### Requirement
Print all the data, keeping every line exactly as it is.

### Items
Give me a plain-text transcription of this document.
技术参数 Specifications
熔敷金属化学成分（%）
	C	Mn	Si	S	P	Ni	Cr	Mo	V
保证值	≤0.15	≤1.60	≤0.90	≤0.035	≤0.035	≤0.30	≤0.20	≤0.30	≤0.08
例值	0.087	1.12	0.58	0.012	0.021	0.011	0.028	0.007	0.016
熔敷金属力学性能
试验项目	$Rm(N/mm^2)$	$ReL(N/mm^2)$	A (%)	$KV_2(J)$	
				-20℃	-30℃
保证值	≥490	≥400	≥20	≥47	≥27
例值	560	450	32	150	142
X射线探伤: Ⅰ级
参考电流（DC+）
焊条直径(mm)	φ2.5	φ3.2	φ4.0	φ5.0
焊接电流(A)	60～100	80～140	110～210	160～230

### Answer
Give me a plain-text transcription of this document.
技术参数 Specifications
熔敷金属化学成分（%）
	C	Mn	Si	S	P	Ni	Cr	Mo	V
保证值	≤0.15	≤1.60	≤0.90	≤0.035	≤0.035	≤0.30	≤0.20	≤0.30	≤0.08
例值	0.087	1.12	0.58	0.012	0.021	0.011	0.028	0.007	0.016
熔敷金属力学性能
试验项目	$Rm(N/mm^2)$	$ReL(N/mm^2)$	A (%)	$KV_2(J)$	
				-20℃	-30℃
保证值	≥490	≥400	≥20	≥47	≥27
例值	560	450	32	150	142
X射线探伤: Ⅰ级
参考电流（DC+）
焊条直径(mm)	φ2.5	φ3.2	φ4.0	φ5.0
焊接电流(A)	60～100	80～140	110～210	160～230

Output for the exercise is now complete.